## Direction
Word for word, set down the records and skip each picture.

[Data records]
==============================
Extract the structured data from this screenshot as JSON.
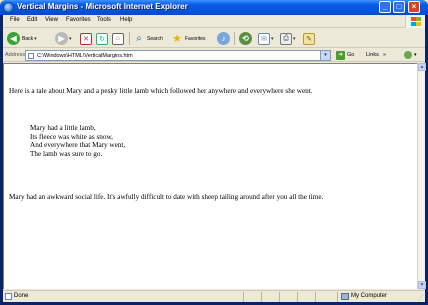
{
  "window": {
    "title": "Vertical Margins - Microsoft Internet Explorer",
    "controls": {
      "minimize": "_",
      "maximize": "□",
      "close": "×"
    }
  },
  "menubar": {
    "items": [
      "File",
      "Edit",
      "View",
      "Favorites",
      "Tools",
      "Help"
    ]
  },
  "toolbar": {
    "back_label": "Back",
    "search_label": "Search",
    "favorites_label": "Favorites",
    "icons": [
      "back-icon",
      "forward-icon",
      "stop-icon",
      "refresh-icon",
      "home-icon",
      "search-icon",
      "favorites-icon",
      "media-icon",
      "history-icon",
      "mail-icon",
      "print-icon",
      "edit-icon"
    ]
  },
  "addressbar": {
    "label": "Address",
    "url": "C:\\Windows\\HTML\\VerticalMargins.htm",
    "go_label": "Go",
    "links_label": "Links",
    "links_arrow": "»"
  },
  "content": {
    "paragraph1": "Here is a tale about Mary and a pesky little lamb which followed her anywhere and everywhere she went.",
    "poem_lines": [
      "Mary had a little lamb,",
      "Its fleece was white as snow,",
      "And everywhere that Mary went,",
      "The lamb was sure to go."
    ],
    "paragraph2": "Mary had an awkward social life. It's awfully difficult to date with sheep tailing around after you all the time."
  },
  "statusbar": {
    "status": "Done",
    "zone": "My Computer"
  },
  "colors": {
    "titlebar": "#0054e3",
    "close": "#d9431f",
    "content_bg": "#ffffff",
    "chrome": "#ece9d8"
  }
}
==============================
## Complete output
Extract the structured data from this screenshot as JSON.
{
  "window": {
    "title": "Vertical Margins - Microsoft Internet Explorer",
    "controls": {
      "minimize": "_",
      "maximize": "□",
      "close": "×"
    }
  },
  "menubar": {
    "items": [
      "File",
      "Edit",
      "View",
      "Favorites",
      "Tools",
      "Help"
    ]
  },
  "toolbar": {
    "back_label": "Back",
    "search_label": "Search",
    "favorites_label": "Favorites",
    "icons": [
      "back-icon",
      "forward-icon",
      "stop-icon",
      "refresh-icon",
      "home-icon",
      "search-icon",
      "favorites-icon",
      "media-icon",
      "history-icon",
      "mail-icon",
      "print-icon",
      "edit-icon"
    ]
  },
  "addressbar": {
    "label": "Address",
    "url": "C:\\Windows\\HTML\\VerticalMargins.htm",
    "go_label": "Go",
    "links_label": "Links",
    "links_arrow": "»"
  },
  "content": {
    "paragraph1": "Here is a tale about Mary and a pesky little lamb which followed her anywhere and everywhere she went.",
    "poem_lines": [
      "Mary had a little lamb,",
      "Its fleece was white as snow,",
      "And everywhere that Mary went,",
      "The lamb was sure to go."
    ],
    "paragraph2": "Mary had an awkward social life. It's awfully difficult to date with sheep tailing around after you all the time."
  },
  "statusbar": {
    "status": "Done",
    "zone": "My Computer"
  },
  "colors": {
    "titlebar": "#0054e3",
    "close": "#d9431f",
    "content_bg": "#ffffff",
    "chrome": "#ece9d8"
  }
}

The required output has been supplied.